Source records:
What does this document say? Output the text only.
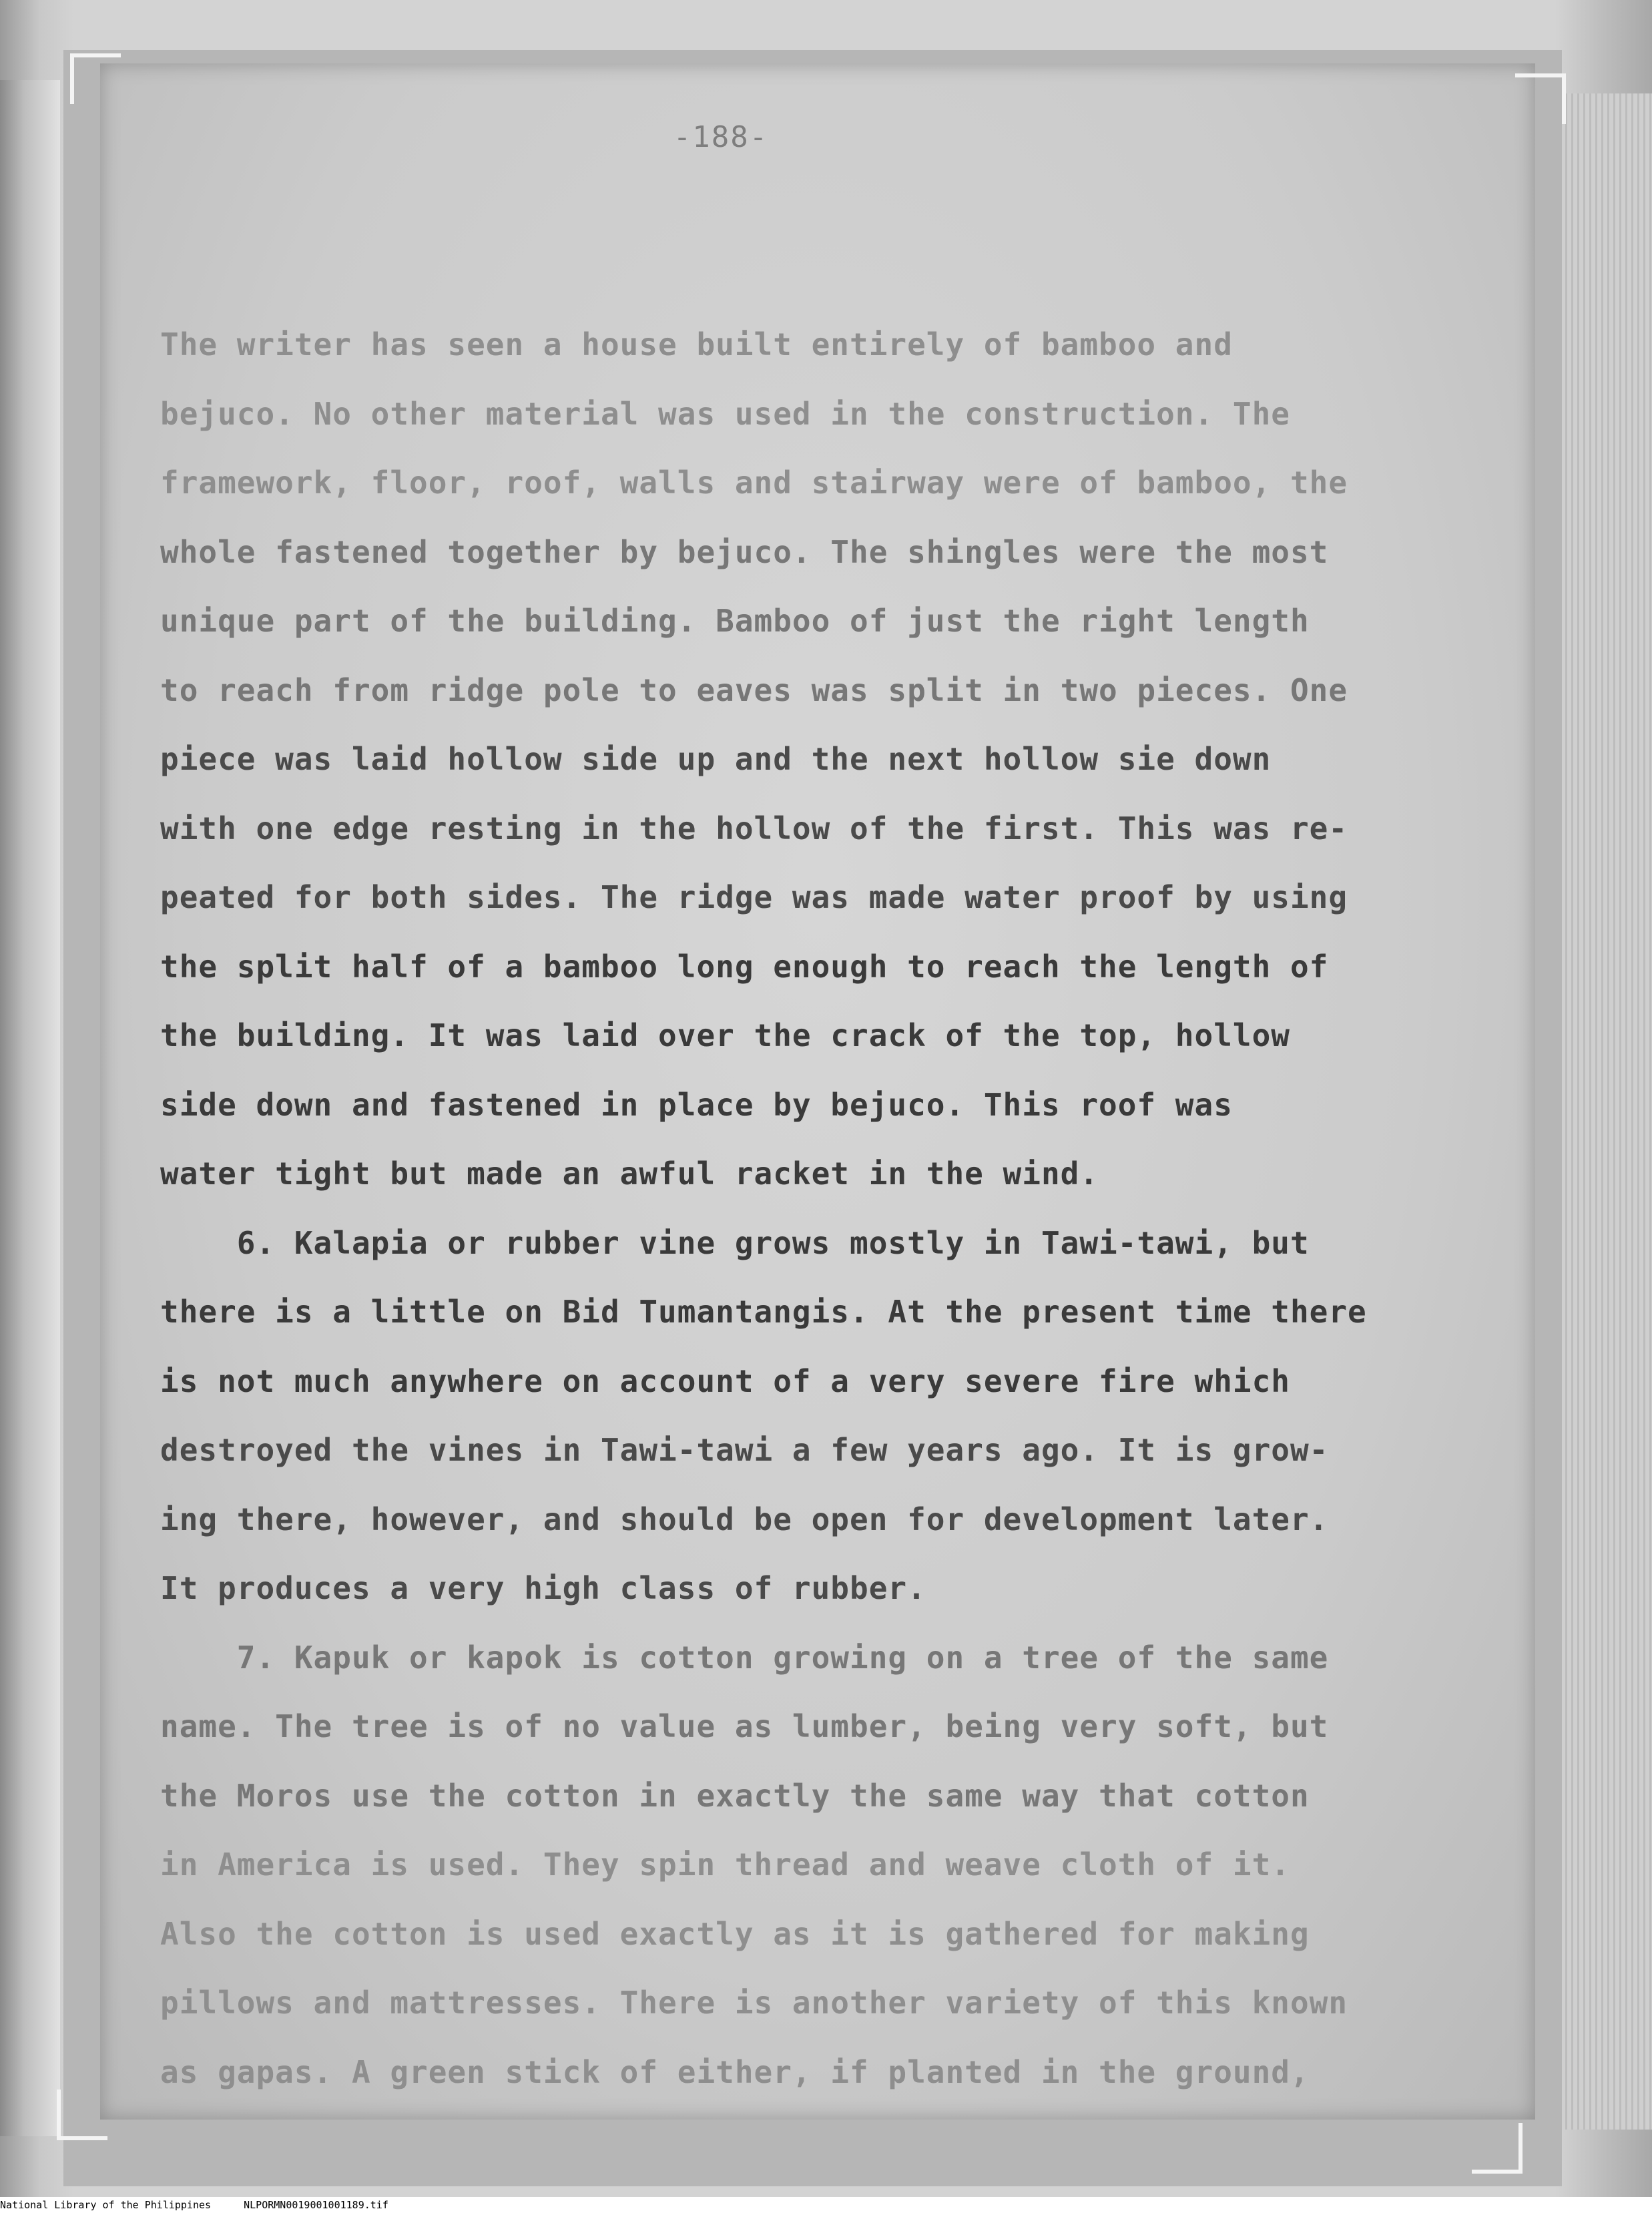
-188-
The writer has seen a house built entirely of bamboo and
bejuco. No other material was used in the construction. The
framework, floor, roof, walls and stairway were of bamboo, the
whole fastened together by bejuco. The shingles were the most
unique part of the building. Bamboo of just the right length
to reach from ridge pole to eaves was split in two pieces. One
piece was laid hollow side up and the next hollow sie down
with one edge resting in the hollow of the first. This was re-
peated for both sides. The ridge was made water proof by using
the split half of a bamboo long enough to reach the length of
the building. It was laid over the crack of the top, hollow
side down and fastened in place by bejuco. This roof was
water tight but made an awful racket in the wind.
6. Kalapia or rubber vine grows mostly in Tawi-tawi, but
there is a little on Bid Tumantangis. At the present time there
is not much anywhere on account of a very severe fire which
destroyed the vines in Tawi-tawi a few years ago. It is grow-
ing there, however, and should be open for development later.
It produces a very high class of rubber.
7. Kapuk or kapok is cotton growing on a tree of the same
name. The tree is of no value as lumber, being very soft, but
the Moros use the cotton in exactly the same way that cotton
in America is used. They spin thread and weave cloth of it.
Also the cotton is used exactly as it is gathered for making
pillows and mattresses. There is another variety of this known
as gapas. A green stick of either, if planted in the ground,
National Library of the Philippines	NLPORMN0019001001189.tif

What you should do:
Collect every line above that contains the word "water".

Output of the task:
peated for both sides. The ridge was made water proof by using
water tight but made an awful racket in the wind.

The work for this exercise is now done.